▶ [Requirement]
Wherever a line holds the string "Cursor", copy that line.

## BEGIN Data supplied

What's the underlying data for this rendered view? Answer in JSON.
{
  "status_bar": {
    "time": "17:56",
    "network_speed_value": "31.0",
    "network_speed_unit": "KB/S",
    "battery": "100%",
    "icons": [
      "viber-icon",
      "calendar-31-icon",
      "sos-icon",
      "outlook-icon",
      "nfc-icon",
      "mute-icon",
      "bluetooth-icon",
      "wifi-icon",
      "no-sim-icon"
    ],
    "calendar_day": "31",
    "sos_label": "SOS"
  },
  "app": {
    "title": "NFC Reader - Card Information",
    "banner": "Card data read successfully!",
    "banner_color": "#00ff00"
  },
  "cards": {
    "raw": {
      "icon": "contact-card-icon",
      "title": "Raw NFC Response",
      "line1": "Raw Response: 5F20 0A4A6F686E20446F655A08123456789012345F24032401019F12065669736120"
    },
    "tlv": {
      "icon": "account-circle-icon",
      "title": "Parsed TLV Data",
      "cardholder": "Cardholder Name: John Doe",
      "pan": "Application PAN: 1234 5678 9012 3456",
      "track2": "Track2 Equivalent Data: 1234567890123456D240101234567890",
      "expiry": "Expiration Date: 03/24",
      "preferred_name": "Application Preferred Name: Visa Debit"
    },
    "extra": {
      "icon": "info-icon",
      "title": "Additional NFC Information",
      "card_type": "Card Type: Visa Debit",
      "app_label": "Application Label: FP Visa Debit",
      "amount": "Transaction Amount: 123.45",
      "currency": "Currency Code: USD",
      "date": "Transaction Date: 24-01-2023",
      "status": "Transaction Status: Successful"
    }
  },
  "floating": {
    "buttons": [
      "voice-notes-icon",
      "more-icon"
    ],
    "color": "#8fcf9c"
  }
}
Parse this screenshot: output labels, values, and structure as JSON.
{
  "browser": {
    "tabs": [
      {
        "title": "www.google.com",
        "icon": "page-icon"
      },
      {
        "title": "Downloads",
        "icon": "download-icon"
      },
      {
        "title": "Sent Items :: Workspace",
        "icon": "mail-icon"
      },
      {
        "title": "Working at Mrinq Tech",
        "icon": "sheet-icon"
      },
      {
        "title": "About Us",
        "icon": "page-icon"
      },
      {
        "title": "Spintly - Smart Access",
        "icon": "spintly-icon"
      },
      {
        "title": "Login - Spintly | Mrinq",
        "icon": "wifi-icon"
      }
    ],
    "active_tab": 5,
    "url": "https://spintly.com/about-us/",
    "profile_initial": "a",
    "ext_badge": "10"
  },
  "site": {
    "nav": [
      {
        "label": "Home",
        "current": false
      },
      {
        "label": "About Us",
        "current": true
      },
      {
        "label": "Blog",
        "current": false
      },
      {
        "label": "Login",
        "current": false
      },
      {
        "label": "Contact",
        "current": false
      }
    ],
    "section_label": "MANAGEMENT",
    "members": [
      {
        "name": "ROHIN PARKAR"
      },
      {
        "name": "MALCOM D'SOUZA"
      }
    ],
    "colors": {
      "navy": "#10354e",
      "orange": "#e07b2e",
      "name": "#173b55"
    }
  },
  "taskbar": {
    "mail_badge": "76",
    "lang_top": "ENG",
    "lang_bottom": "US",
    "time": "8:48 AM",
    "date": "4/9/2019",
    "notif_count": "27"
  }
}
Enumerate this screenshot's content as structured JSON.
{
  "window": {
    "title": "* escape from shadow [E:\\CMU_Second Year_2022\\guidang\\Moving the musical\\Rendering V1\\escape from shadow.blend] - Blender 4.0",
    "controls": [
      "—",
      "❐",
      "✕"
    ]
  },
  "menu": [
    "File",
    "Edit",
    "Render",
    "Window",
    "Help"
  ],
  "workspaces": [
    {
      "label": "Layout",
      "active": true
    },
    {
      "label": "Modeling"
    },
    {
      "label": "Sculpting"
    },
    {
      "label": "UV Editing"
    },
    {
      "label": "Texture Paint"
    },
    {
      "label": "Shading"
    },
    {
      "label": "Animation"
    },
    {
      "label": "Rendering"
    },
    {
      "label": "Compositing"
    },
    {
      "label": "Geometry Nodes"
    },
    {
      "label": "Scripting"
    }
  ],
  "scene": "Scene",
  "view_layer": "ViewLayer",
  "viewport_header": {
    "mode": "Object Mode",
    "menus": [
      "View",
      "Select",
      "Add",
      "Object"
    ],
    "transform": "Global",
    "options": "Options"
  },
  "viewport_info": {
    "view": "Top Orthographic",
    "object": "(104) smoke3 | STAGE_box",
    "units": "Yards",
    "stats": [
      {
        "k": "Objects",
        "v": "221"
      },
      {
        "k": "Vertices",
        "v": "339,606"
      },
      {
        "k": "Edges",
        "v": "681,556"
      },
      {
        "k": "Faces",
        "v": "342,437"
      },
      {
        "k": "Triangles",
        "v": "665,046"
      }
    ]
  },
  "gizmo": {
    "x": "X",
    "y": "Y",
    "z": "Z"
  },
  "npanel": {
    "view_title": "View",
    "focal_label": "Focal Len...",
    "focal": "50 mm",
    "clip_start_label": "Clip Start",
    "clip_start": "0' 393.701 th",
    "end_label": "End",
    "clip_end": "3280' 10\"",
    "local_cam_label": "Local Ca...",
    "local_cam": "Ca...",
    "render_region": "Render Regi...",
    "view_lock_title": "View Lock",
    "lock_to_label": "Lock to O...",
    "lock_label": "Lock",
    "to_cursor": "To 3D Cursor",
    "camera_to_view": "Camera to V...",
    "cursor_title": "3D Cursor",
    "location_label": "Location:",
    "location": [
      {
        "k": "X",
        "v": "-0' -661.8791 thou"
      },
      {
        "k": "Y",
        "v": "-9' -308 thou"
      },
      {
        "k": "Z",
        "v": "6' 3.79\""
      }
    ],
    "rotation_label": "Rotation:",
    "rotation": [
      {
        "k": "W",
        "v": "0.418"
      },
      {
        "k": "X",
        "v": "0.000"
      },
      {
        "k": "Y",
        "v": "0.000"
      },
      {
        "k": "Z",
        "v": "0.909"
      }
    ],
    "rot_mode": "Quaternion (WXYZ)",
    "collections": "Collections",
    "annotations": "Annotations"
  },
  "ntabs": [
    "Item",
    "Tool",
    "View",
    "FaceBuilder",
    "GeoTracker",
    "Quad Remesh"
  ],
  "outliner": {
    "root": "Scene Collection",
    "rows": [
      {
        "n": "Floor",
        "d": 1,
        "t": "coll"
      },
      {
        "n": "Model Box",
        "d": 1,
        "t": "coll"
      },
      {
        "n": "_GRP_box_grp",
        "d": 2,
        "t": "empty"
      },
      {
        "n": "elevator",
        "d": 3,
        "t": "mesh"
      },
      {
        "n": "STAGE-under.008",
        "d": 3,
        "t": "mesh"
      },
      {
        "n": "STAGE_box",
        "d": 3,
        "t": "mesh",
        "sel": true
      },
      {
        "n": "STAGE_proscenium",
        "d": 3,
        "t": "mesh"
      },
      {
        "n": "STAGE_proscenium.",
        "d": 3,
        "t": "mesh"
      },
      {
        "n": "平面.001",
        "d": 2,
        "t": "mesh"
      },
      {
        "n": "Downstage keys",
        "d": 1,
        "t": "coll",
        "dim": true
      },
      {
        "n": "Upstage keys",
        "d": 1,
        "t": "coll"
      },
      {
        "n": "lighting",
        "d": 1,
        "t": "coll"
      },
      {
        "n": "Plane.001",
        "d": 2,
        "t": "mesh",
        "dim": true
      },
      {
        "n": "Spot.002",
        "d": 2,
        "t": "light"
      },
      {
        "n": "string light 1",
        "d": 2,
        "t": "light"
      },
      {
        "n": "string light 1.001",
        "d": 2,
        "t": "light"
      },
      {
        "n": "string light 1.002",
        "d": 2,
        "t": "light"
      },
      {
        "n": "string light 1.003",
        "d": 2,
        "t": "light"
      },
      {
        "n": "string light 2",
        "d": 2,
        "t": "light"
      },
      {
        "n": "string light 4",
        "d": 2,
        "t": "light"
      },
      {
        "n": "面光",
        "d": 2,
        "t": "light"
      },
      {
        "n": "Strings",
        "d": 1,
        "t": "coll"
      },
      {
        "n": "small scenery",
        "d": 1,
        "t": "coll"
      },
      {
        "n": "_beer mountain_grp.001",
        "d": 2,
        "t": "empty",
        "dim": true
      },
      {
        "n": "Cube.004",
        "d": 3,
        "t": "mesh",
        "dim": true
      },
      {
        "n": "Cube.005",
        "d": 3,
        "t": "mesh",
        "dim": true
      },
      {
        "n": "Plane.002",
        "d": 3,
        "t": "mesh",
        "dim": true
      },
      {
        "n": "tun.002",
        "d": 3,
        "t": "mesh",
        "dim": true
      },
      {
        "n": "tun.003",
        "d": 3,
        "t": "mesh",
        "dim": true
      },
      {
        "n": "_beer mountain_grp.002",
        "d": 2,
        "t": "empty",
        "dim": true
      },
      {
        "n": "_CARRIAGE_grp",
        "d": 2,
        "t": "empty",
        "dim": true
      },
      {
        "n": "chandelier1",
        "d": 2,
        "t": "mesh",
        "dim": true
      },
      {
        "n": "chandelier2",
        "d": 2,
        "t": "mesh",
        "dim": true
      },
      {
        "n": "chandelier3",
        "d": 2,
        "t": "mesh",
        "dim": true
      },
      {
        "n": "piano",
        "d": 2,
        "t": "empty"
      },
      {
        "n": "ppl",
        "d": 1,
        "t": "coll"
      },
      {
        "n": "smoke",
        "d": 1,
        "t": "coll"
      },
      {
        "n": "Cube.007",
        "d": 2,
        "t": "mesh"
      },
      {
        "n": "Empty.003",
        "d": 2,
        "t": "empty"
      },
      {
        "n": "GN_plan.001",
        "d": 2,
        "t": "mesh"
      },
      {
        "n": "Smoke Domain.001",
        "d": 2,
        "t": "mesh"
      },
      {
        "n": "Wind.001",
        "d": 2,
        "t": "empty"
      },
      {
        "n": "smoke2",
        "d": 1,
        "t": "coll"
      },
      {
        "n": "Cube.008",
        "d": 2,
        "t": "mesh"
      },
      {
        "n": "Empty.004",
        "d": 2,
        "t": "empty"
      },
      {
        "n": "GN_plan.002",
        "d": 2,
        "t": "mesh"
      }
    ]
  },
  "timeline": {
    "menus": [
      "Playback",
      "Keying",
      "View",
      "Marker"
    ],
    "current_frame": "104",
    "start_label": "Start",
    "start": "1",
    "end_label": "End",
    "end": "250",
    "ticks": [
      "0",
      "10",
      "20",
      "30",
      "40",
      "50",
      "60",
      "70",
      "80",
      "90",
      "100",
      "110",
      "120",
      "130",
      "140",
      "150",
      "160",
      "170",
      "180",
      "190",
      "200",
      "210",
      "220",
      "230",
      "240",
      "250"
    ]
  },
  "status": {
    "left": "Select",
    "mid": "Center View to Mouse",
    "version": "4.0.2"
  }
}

## END Data supplied

▶ [Task answer]
    "to_cursor": "To 3D Cursor",
    "cursor_title": "3D Cursor",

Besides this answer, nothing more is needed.